Collected data entries
###

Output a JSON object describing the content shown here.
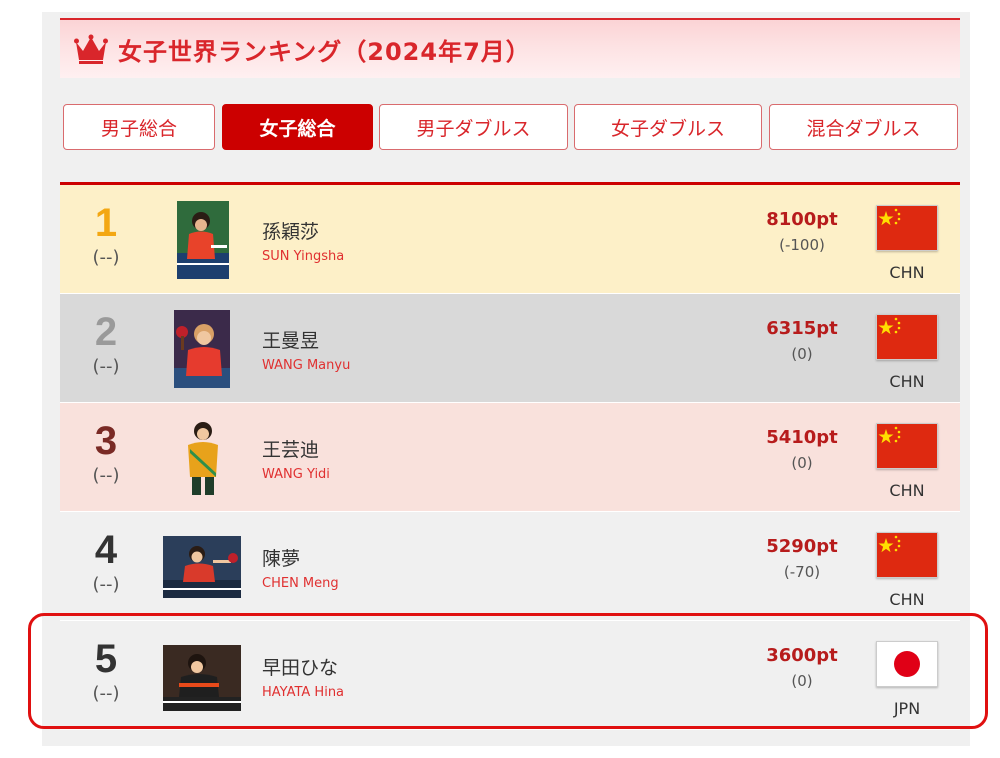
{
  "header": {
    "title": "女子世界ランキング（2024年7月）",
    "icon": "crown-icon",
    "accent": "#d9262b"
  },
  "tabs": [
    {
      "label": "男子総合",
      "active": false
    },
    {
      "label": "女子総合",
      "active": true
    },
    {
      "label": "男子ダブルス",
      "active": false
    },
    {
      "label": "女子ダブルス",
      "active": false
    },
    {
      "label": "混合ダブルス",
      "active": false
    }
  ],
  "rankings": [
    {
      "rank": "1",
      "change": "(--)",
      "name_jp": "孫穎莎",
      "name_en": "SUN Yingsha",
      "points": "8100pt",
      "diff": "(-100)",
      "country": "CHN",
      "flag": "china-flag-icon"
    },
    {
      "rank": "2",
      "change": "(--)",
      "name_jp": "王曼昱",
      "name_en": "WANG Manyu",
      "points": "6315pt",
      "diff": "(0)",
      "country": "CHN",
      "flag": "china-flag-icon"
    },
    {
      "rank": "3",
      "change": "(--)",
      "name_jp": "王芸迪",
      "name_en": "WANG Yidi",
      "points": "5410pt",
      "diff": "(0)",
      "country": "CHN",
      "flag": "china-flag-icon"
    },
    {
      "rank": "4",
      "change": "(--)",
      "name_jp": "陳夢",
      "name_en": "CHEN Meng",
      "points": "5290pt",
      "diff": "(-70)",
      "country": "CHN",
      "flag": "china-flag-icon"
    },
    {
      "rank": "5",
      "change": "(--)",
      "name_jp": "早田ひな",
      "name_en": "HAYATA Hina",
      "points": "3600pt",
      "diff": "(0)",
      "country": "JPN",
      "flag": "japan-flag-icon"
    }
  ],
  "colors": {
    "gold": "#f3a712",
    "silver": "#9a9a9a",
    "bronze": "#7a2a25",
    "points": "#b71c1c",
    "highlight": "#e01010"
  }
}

###

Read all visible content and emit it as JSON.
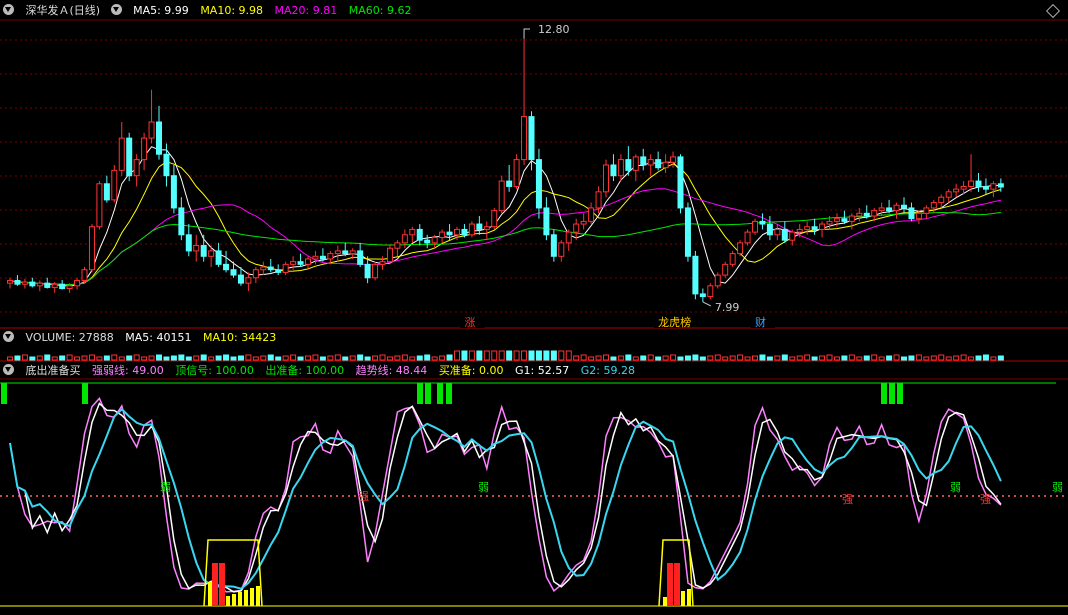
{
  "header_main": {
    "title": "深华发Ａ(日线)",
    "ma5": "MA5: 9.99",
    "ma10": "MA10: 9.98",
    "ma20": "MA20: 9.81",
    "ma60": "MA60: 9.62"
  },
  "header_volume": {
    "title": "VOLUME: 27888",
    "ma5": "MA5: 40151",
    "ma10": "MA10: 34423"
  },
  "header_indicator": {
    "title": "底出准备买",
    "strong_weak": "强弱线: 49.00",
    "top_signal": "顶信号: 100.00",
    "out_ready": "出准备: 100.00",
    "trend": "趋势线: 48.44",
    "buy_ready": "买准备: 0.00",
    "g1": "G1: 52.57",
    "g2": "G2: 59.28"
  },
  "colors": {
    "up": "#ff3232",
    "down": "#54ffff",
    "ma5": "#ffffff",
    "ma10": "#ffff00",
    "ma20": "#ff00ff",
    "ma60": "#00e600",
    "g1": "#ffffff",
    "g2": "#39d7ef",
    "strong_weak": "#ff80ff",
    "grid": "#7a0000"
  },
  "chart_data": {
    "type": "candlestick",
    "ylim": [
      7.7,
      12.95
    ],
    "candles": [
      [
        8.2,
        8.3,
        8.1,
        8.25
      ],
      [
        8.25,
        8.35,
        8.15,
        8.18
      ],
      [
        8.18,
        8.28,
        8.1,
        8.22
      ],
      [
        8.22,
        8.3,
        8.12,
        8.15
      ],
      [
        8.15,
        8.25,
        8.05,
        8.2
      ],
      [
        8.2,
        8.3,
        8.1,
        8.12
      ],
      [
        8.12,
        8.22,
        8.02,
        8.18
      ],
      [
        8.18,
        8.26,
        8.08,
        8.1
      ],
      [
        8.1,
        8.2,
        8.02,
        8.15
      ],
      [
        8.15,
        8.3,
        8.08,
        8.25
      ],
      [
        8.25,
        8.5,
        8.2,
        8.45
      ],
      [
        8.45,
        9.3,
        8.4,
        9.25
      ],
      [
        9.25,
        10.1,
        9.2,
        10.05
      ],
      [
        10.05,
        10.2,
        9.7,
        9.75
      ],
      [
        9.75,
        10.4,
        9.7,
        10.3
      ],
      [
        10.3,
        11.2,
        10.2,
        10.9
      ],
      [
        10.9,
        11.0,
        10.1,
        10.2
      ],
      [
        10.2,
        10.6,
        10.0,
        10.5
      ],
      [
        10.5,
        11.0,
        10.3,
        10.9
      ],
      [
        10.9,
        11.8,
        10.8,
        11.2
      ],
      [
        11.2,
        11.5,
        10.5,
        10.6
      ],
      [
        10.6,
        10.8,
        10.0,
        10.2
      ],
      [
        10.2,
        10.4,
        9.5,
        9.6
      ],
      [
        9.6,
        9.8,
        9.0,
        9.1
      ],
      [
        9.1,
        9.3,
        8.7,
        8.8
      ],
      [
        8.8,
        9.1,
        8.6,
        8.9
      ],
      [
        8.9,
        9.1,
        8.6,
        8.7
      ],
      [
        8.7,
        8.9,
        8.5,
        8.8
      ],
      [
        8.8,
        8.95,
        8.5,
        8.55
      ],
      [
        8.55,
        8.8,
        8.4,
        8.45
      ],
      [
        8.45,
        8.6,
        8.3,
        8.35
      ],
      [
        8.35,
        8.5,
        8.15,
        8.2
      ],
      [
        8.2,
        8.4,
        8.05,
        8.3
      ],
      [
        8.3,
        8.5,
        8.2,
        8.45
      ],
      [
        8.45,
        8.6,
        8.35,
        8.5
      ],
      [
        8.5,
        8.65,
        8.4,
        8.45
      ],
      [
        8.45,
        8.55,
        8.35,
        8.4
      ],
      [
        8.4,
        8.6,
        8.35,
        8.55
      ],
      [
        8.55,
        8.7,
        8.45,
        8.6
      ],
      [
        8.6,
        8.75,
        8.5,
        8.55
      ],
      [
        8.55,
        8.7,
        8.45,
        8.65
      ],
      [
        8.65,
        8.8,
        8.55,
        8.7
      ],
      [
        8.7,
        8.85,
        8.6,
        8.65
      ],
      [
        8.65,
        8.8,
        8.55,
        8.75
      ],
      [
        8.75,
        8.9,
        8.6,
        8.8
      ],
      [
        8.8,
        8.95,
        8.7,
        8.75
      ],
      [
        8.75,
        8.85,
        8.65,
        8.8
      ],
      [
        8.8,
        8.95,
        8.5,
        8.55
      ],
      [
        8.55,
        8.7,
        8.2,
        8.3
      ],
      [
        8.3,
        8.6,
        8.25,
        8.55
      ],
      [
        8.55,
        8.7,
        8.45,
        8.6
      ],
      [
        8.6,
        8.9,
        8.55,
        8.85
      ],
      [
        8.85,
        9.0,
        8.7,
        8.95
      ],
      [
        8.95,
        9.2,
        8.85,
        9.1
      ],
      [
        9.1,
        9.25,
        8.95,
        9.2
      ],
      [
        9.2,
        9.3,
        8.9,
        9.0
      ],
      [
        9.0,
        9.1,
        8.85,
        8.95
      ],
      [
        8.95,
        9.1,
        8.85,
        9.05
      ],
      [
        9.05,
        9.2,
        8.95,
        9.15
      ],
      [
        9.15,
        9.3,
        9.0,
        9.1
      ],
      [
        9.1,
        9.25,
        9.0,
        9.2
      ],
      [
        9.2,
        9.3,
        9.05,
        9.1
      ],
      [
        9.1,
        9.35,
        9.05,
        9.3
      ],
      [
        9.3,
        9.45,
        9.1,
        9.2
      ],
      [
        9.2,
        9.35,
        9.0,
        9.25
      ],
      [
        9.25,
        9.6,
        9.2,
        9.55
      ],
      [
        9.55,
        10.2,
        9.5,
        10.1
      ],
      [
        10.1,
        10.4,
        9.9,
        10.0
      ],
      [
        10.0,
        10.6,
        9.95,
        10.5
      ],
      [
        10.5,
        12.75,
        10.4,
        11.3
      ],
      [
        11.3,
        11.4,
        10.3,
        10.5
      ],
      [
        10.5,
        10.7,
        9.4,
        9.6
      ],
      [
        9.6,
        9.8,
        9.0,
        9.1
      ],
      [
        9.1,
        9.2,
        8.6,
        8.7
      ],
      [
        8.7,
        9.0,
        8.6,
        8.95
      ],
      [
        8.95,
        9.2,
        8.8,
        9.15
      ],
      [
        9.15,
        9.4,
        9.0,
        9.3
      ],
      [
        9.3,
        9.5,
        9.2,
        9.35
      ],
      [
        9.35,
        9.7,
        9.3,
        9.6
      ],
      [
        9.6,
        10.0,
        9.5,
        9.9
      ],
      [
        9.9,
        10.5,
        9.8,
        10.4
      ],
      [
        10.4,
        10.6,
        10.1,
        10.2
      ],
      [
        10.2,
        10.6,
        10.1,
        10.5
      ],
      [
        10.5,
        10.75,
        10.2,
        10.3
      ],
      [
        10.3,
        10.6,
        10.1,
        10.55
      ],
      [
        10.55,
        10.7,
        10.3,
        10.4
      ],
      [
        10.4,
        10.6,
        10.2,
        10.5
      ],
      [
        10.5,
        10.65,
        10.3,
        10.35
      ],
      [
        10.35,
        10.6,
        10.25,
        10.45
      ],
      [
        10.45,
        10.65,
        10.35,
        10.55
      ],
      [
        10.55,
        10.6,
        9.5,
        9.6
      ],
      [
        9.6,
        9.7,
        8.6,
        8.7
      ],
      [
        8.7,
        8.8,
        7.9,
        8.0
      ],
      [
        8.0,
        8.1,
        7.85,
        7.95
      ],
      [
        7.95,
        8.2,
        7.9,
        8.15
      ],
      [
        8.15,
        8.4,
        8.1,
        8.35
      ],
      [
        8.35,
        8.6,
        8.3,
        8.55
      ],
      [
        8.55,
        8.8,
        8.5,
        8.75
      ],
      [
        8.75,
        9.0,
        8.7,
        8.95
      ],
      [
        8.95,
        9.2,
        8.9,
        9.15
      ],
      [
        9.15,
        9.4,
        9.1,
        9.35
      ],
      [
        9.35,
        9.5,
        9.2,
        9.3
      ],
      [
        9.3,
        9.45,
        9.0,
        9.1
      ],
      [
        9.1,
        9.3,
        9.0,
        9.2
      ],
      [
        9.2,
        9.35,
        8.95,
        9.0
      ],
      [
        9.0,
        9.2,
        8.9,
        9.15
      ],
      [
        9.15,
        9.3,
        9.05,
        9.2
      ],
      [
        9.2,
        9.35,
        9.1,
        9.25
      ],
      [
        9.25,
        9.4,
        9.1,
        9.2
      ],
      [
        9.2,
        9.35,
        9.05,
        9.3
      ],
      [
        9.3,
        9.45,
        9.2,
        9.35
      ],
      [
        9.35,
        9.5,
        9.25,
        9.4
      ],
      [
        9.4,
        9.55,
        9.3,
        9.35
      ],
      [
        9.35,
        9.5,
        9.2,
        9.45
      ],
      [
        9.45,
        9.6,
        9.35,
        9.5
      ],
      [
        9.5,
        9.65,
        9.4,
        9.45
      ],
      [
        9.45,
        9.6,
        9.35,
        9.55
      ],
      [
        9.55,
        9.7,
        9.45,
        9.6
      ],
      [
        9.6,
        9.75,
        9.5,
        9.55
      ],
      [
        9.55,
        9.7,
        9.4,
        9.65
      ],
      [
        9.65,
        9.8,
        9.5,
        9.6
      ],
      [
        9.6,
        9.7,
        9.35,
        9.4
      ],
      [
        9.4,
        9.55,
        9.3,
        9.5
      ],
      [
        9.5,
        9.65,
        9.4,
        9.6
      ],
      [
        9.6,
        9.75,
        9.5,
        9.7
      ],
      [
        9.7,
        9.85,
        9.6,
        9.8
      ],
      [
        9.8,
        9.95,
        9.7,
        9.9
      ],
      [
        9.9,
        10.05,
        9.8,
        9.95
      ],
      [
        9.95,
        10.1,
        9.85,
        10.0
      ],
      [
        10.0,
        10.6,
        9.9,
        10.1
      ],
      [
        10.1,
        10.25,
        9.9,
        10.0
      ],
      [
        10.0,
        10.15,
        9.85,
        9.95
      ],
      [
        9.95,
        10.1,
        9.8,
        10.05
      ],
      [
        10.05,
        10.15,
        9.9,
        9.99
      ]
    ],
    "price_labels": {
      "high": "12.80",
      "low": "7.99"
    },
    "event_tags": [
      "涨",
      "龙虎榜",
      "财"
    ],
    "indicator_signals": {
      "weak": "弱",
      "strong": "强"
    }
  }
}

###

Only lines with the string "content" belong in your answer; copy each one.

**COMPLETE OUTPUT:**
Output a JSON object describing the content shown here.
Read all visible content and emit it as JSON.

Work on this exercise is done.